_Task statement:_
From the listing below, pull out every line where the string "Amortization" appears.

-- start of Given entries --

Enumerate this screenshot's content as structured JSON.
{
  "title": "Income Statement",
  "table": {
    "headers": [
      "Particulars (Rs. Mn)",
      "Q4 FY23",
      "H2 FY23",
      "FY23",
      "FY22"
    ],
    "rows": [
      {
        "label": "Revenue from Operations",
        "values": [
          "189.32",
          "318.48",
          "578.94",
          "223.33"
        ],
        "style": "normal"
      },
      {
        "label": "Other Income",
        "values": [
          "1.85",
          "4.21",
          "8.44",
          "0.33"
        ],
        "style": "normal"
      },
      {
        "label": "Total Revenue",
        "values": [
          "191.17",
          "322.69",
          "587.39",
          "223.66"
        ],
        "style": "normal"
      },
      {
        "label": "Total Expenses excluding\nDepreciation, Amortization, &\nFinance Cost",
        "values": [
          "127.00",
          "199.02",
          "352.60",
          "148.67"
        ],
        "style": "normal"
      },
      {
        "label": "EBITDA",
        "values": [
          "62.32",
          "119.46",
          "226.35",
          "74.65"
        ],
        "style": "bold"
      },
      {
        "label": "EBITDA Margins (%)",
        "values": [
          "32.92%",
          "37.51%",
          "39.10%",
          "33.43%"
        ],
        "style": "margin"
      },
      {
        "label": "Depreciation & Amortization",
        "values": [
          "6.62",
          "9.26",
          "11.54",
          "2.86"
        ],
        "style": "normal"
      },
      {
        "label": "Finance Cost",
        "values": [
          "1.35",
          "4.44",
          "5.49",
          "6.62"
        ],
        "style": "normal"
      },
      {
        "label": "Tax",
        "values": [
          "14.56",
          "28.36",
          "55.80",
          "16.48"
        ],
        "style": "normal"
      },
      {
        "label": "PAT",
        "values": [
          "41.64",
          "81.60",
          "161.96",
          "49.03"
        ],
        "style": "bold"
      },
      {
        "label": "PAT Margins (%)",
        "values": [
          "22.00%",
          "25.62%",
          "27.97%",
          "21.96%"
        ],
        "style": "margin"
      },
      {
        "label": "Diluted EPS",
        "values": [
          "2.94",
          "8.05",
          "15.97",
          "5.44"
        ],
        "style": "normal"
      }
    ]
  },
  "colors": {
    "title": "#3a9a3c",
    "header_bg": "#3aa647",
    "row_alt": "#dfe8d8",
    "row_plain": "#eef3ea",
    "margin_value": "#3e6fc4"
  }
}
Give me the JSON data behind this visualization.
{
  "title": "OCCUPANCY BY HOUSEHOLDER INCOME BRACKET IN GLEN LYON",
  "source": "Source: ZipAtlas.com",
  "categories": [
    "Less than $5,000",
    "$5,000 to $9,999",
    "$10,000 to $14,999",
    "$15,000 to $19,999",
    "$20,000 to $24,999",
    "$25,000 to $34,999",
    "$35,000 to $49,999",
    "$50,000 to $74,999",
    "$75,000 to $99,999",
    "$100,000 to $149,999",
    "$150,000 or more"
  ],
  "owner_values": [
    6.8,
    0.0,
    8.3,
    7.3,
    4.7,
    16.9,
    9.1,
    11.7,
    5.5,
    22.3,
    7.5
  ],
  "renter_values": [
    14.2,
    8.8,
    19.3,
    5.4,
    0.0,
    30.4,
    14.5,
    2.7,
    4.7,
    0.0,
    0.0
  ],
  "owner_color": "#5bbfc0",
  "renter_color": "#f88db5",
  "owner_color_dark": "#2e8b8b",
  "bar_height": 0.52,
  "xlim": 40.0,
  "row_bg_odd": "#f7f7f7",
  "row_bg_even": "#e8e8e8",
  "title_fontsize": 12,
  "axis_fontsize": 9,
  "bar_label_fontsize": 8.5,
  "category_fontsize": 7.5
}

-- end of Given entries --

_Exercise response:_
        "label": "Total Expenses excluding\nDepreciation, Amortization, &\nFinance Cost",
        "label": "Depreciation & Amortization",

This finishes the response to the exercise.